Please identify each line in the records below that contains the word "This", and copy every such line.

(Raw records)
___
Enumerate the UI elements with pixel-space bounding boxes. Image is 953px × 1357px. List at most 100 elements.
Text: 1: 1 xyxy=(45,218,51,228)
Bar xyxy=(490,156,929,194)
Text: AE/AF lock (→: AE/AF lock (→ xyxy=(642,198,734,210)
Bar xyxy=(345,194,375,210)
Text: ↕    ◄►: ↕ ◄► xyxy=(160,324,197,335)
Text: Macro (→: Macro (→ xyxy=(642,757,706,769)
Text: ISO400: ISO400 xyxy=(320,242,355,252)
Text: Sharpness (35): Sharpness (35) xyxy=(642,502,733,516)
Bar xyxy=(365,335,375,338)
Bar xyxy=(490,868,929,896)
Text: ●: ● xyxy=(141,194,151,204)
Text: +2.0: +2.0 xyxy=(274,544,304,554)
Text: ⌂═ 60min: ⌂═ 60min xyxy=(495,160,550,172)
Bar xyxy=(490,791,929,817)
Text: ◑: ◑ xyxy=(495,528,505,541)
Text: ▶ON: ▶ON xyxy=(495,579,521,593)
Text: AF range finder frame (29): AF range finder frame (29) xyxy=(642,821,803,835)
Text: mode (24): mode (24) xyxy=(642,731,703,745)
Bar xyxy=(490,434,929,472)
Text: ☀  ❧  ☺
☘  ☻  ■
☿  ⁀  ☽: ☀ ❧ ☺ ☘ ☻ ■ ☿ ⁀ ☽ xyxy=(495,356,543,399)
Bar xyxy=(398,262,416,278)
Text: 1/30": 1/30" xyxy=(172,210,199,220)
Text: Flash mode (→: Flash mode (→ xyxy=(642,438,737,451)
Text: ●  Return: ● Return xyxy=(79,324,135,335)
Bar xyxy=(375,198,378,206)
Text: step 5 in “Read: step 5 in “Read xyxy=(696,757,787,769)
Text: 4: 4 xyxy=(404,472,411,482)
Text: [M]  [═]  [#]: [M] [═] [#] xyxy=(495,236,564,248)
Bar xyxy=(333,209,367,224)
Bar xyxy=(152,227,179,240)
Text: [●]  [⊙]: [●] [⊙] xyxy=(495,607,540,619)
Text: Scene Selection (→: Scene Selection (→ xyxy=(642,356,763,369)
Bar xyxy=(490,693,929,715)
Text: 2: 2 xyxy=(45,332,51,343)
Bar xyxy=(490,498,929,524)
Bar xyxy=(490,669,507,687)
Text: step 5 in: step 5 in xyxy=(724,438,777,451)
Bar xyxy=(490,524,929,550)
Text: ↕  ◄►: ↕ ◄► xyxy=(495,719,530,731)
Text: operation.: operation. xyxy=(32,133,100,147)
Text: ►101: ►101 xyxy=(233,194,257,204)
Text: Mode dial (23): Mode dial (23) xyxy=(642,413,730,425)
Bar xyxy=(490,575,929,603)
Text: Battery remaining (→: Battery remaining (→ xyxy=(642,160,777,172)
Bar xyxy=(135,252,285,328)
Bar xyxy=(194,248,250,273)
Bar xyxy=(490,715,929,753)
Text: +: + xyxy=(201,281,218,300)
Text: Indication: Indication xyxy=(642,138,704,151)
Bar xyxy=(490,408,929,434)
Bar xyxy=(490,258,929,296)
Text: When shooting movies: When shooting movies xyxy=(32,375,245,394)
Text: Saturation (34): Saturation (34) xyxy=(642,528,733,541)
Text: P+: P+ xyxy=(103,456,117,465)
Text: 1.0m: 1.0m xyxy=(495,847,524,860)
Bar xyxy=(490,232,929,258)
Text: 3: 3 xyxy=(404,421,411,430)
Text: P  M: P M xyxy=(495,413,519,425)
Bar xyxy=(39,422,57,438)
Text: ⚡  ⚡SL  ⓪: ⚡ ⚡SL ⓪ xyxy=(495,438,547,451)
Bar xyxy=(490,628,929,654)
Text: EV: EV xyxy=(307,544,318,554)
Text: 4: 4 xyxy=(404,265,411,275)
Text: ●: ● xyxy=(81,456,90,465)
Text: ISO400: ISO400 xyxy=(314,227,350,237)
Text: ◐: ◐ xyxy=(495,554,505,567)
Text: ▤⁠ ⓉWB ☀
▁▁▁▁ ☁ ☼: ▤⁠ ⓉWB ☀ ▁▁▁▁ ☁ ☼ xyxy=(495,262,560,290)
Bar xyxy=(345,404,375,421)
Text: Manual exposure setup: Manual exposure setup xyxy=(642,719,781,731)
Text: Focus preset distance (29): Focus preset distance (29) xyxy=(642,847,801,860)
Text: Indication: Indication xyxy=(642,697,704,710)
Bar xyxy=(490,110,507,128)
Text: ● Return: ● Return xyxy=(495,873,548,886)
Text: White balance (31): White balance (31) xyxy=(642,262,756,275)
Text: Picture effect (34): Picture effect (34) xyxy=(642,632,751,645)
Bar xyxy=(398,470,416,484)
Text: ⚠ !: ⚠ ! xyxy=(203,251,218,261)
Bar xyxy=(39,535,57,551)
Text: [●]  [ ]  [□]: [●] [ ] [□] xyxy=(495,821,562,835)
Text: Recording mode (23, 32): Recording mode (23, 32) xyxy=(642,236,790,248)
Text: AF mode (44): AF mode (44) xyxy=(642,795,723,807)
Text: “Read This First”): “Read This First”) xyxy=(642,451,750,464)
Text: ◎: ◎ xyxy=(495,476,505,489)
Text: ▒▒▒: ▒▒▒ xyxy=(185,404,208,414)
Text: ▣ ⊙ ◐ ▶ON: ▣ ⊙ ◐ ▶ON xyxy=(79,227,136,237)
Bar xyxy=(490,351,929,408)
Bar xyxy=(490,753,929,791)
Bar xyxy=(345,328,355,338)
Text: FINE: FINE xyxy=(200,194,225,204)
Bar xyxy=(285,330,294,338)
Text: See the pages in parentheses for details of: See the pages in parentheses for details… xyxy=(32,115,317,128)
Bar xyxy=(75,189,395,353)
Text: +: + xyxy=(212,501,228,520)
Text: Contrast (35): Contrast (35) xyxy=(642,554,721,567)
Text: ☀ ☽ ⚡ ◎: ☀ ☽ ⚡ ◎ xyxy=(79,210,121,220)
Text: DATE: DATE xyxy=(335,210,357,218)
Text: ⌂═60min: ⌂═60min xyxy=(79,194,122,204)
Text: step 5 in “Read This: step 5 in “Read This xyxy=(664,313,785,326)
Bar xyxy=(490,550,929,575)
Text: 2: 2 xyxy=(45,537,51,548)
___
● **THE COMPLETED TASK**:
Text: “Read This First”): “Read This First”) xyxy=(642,451,750,464)
Text: step 5 in “Read This: step 5 in “Read This xyxy=(664,313,785,326)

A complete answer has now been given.